_REQUIREMENT 1_
List every equation that the passage on EVM-based jamming detection cites by number in the form "Equation (n)", without repeats.
_REQUIREMENT 2_
Extend the passage on EVM-based jamming detection, starting after Equation (16).

━━━━━ DOCUMENT SECTION ━━━━━

As shown in Equation (14), each of the N symbols is used once for vectoral difference calculation. Therefore, the computational complexity of the EVM is in terms of the first power of N, that is, $O\left(N\right)$. Consequently, the computational complexity of our jamming detection method using the EVM metric has a low value of $O\left(N\right)$.

For EVM calculation, both reference and estimated symbols are required. The natural flow of next-generation communication systems, such as LTE and 5G, includes the transmission of reference symbols. In this manner, without any pre-training and without changing the system architecture, we calculate the EVM metric and detect the presence of a jamming signal by checking whether the EVM exceeds a single threshold level. This makes the proposed method very advantageous in terms of integrability into real-world scenarios.

In addition, Equation (14) indicates that EVM is proportional to the square root of the jamming plus noise-to-signal ratio ($JNS{R}_{\widehat{x}}$). Therefore, to perform EVM analysis, it is necessary to extract the signal, jamming, and noise power components from $\widehat{\mathbf{X}}$. For this purpose, it is convenient to calculate the covariance matrix of $\widehat{\mathbf{X}}$. Using the statistical independence property [49] and Equation (5), the covariance matrix is calculated as follows:

$$\begin{array}{cc}\hfill {\Sigma }_{\widehat{X}\widehat{X}}& ={\Sigma }_{BB}{\Sigma }_{CC}{\Sigma }_{XX}+\frac{N_T}{P_T}{\Sigma }_{BB}{\Sigma }_{HH}{\Sigma }_{VV}\hfill \\ \hfill & =\left({\sigma }_b^2{L}^2{\sigma }_x^2+\frac{N_T}{P_T}{\sigma }_b^{2}L{\sigma }_v^2\right){\mathbf{I}}_{{\mathbf{N}}_{\mathbf{T}}},\hfill \end{array}$$

(15)

where ${\sigma }_x^2=1$ as expressed in Equation (7), and ${\sigma }_v^2$ is $P_V=P_J+P_N$. The diagonals of ${\Sigma }_{\widehat{X}\widehat{X}}$ indicate the total power of each $\widehat{x_n}$. Thus, $JNS{R}_{\widehat{x}}$ can be obtained as follows:

$$JNS{R}_{\widehat{x}}=\frac{N_T}{P_T}\frac{{\sigma }_b^{2}L{\sigma }_v^2}{{\sigma }_b^2{L}^2{\sigma }_x^2}=\frac{P_V{N}_T}{P_{T}L}.$$

(16)

━━━━━ RECORDS SHOWN ━━━━━

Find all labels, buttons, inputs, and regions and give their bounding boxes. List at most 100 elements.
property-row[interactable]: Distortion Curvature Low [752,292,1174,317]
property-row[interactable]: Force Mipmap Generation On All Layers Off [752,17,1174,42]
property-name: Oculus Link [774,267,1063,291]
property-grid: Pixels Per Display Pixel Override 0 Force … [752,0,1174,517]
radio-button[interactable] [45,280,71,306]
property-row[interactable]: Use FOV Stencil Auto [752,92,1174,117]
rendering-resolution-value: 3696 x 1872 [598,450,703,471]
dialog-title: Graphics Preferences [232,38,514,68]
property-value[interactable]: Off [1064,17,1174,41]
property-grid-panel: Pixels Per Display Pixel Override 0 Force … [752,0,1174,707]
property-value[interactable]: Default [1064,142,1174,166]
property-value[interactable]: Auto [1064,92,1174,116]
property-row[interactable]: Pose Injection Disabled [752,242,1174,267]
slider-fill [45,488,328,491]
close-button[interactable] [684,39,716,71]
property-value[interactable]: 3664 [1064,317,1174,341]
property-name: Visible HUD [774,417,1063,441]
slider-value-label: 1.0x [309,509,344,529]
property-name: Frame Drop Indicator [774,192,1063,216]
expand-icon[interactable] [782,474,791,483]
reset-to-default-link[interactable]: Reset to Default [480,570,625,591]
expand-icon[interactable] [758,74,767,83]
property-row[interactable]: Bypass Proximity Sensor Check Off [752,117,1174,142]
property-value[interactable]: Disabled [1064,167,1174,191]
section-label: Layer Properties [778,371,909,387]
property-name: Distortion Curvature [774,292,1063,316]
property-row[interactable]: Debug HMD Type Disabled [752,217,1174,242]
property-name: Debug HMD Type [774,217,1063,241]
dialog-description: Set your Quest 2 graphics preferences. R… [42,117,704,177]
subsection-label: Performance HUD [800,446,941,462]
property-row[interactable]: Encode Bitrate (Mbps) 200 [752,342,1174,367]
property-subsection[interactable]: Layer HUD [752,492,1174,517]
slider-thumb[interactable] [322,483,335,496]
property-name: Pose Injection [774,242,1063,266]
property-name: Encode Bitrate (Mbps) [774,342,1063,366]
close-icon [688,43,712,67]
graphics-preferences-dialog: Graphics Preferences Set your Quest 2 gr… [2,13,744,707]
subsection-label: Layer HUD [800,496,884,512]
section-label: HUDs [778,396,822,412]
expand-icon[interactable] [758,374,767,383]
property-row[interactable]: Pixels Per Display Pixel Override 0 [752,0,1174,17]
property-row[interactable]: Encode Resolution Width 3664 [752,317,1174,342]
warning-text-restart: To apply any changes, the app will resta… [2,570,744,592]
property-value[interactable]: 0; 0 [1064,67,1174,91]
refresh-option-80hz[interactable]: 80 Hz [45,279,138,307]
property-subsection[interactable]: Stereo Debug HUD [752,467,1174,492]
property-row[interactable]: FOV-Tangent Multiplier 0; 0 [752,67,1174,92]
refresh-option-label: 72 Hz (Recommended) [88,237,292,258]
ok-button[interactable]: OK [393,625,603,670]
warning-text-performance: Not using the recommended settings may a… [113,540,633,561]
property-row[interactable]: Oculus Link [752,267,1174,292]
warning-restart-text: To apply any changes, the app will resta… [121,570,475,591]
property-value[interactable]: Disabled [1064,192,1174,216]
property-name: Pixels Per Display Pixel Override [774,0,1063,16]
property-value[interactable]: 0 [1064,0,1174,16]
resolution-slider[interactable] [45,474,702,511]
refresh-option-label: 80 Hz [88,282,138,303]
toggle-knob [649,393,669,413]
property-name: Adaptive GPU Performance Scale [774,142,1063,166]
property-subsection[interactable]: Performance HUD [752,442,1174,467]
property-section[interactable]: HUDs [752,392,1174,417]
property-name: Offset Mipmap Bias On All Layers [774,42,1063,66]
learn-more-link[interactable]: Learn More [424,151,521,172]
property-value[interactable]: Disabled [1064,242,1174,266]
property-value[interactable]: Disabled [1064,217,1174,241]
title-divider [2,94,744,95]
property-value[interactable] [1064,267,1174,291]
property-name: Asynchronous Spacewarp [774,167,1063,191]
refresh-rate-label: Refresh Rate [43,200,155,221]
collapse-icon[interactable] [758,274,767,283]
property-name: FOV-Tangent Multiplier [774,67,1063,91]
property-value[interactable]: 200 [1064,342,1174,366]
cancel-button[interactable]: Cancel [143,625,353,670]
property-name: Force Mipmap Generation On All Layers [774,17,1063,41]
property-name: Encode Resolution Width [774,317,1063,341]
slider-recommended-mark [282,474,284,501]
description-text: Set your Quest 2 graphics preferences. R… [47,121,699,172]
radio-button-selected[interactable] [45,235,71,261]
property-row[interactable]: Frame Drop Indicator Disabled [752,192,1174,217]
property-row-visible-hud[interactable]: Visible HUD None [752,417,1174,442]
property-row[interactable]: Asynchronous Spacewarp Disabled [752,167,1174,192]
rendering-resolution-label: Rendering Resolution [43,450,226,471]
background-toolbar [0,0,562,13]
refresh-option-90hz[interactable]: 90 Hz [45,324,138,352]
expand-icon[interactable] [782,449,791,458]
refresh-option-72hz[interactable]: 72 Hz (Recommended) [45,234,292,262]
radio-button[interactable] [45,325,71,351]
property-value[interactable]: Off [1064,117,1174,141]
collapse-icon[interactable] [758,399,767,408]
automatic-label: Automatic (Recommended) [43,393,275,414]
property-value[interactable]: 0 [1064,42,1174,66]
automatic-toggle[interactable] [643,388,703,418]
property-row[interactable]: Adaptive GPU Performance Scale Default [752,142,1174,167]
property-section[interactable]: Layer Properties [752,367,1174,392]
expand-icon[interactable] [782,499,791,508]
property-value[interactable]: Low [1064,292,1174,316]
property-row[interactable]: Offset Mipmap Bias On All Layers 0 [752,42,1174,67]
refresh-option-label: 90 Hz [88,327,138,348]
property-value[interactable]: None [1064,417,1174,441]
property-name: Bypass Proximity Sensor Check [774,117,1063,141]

━━━━━

_RESPONSE 1_
Equation (14), Equation (5), Equation (7)

_RESPONSE 2_
Consequently, it is revealed that the EVM is related to the parameters given in Equation (17).

$$EV{M}_n\propto \sqrt{JNS{R}_{\widehat{x}}}=\sqrt{\frac{P_V{N}_T}{P_{T}L}}=\sqrt{\frac{P_J+P_N}{(P_T/N_T)L}}.$$

(17)

As shown in Equation (17), EVM depends directly on the jamming power represented by $P_J$. Thus, the EVM metric can sense even small changes in the jamming level. However, for BER-based metrics, such as throughput and packet delivery ratio, to detect jamming signals, the jamming power must be strong enough to divert the received IQ symbols to the wrong regions in the constellation diagram, that is, to create a bit error. Because jamming signals below this jamming power do not create any bit errors, jamming is not sensed by BER-based metrics. Although such weak jamming signals do not cause denial of service, they may limit the data rate performance. Owing to the aforementioned ability of the EVM, these jamming signals can also be successfully detected.

EVM also depends on the transmitted symbol power, which is denoted as $P_T$. After equalization, $P_T$ is normalized by $N_T$. Parameter L, on the other hand, is the expected improvement brought by the equalizer. This improvement is also mentioned in simulation results in Section 3.1.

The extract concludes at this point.